+++ Input data +++
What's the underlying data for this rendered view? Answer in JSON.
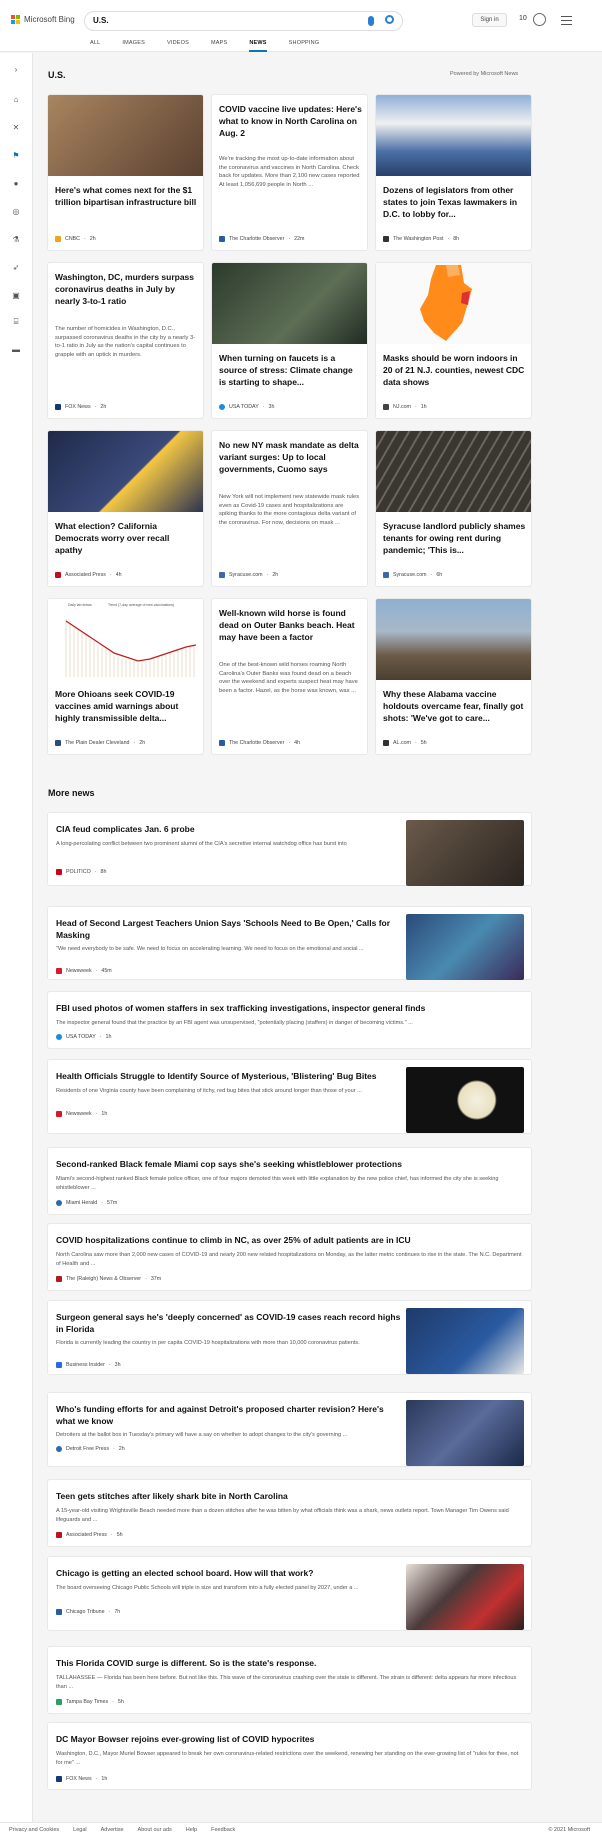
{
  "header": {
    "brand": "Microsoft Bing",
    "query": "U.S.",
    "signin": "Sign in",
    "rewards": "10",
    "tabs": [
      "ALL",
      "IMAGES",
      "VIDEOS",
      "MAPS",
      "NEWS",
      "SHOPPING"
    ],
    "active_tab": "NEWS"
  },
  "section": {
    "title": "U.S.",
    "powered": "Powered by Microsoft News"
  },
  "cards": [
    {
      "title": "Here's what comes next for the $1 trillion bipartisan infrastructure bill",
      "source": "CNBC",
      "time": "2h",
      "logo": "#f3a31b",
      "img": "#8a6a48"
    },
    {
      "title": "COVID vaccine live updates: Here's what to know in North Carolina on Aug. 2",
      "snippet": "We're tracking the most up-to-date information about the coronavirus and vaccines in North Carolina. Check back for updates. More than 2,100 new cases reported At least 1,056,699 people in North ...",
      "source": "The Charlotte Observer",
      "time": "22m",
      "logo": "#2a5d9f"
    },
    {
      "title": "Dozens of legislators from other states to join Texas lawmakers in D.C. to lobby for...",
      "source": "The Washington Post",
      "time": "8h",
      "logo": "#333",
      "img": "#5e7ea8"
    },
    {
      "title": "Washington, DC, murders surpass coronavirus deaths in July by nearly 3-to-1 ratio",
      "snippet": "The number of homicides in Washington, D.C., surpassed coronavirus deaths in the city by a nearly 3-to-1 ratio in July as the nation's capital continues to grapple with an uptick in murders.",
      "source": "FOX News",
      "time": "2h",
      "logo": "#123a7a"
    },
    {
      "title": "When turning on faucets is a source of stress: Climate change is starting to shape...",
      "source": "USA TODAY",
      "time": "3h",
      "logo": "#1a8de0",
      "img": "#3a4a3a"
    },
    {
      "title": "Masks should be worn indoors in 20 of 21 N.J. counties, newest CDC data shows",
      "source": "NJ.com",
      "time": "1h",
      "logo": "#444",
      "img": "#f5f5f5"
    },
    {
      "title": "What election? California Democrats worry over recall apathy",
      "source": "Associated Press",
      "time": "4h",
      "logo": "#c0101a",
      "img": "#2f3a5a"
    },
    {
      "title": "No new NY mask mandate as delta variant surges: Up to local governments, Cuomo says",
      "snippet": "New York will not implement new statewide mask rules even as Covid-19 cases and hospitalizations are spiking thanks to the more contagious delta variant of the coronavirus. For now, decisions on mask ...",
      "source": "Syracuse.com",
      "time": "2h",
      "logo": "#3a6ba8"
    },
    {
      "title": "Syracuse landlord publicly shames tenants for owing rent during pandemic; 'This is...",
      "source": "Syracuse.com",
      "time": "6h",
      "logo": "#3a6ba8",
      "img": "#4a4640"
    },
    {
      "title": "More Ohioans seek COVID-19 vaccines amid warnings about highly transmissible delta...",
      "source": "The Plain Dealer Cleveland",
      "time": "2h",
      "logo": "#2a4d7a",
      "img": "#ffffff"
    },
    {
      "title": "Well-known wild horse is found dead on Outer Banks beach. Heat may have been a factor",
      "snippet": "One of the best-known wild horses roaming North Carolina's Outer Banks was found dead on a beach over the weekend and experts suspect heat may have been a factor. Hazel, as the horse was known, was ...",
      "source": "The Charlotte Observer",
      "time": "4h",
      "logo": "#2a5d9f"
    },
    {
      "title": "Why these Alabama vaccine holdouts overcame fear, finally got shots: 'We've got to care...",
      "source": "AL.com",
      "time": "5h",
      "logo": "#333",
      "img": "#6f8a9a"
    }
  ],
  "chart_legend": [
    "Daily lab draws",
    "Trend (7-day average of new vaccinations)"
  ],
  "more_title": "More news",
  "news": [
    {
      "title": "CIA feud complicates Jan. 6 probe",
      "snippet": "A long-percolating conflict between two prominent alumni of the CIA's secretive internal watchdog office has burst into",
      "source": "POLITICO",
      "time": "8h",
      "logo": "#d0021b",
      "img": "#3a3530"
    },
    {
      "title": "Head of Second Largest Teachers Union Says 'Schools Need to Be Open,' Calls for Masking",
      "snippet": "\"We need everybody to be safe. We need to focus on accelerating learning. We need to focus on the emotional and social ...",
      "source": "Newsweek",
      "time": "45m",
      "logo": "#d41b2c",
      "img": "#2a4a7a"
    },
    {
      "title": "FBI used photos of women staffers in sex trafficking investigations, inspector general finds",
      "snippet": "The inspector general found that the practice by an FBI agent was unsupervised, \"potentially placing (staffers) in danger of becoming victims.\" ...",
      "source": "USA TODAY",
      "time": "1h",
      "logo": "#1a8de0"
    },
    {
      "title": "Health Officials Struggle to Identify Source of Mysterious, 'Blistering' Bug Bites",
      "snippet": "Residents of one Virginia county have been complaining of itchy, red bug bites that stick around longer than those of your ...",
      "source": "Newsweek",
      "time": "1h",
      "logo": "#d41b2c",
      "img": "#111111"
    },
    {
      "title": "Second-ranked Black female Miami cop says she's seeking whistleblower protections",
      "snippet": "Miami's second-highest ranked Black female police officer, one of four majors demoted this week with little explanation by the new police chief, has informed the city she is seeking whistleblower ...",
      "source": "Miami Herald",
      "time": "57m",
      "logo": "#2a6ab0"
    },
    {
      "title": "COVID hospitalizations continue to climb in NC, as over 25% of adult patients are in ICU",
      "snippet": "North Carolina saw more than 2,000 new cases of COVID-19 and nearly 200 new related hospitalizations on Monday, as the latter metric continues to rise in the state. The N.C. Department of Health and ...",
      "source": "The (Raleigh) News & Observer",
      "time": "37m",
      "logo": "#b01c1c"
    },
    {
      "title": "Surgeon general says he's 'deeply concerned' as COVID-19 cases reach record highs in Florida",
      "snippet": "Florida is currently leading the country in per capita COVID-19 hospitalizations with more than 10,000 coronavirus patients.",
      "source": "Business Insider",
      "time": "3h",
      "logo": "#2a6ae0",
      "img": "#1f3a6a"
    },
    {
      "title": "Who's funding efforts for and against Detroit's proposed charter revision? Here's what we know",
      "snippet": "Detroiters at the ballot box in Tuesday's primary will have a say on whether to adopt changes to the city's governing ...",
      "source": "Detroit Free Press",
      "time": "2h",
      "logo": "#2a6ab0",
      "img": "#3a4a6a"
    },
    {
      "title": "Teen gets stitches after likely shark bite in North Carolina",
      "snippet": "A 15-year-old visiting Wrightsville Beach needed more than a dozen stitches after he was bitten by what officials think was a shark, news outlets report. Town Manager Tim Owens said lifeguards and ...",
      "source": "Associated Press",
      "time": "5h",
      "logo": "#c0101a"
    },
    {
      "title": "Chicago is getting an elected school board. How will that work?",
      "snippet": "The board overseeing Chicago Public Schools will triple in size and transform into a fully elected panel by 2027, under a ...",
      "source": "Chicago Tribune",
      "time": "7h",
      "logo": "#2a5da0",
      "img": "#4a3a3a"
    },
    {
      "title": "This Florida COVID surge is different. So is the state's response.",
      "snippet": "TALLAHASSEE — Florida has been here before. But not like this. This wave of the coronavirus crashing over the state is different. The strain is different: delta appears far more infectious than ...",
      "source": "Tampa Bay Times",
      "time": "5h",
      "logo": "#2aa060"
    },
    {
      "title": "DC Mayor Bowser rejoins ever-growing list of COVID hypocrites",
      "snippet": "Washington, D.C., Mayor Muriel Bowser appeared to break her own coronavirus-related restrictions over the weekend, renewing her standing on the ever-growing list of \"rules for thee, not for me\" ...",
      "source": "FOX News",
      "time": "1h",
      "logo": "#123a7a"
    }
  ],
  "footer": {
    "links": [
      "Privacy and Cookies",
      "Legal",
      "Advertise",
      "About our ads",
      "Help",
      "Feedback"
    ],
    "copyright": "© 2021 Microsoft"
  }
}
+++
Search the material for the string "weekend" and show every line that has it.

**Response:**
      "snippet": "One of the best-known wild horses roaming North Carolina's Outer Banks was found dead on a beach over the weekend and experts suspect heat may have been a factor. Hazel, as the horse was known, was ...",
      "snippet": "Washington, D.C., Mayor Muriel Bowser appeared to break her own coronavirus-related restrictions over the weekend, renewing her standing on the ever-growing list of \"rules for thee, not for me\" ...",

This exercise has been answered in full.